(Extracted data entries)
---

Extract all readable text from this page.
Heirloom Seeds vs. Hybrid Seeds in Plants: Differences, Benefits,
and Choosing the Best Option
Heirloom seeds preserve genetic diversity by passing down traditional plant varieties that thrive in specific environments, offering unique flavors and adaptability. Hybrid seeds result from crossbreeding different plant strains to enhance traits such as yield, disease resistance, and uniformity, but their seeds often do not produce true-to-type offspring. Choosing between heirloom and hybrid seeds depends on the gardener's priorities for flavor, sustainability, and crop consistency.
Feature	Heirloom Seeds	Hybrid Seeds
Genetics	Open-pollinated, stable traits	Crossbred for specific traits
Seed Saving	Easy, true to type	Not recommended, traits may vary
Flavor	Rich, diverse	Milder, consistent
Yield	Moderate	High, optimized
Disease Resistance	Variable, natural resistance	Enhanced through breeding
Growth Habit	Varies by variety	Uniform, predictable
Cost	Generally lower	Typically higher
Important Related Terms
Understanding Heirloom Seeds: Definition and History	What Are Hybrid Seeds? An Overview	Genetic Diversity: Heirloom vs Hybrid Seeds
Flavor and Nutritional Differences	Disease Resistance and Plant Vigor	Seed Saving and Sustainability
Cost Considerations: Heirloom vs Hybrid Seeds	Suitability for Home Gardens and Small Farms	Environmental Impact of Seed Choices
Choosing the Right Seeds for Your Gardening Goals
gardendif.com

---

WHAT YOU NEED TO DO: Using the records above, list each line that includes "from".

COMPLETE ANSWER:
Extract all readable text from this page.
Heirloom seeds preserve genetic diversity by passing down traditional plant varieties that thrive in specific environments, offering unique flavors and adaptability. Hybrid seeds result from crossbreeding different plant strains to enhance traits such as yield, disease resistance, and uniformity, but their seeds often do not produce true-to-type offspring. Choosing between heirloom and hybrid seeds depends on the gardener's priorities for flavor, sustainability, and crop consistency.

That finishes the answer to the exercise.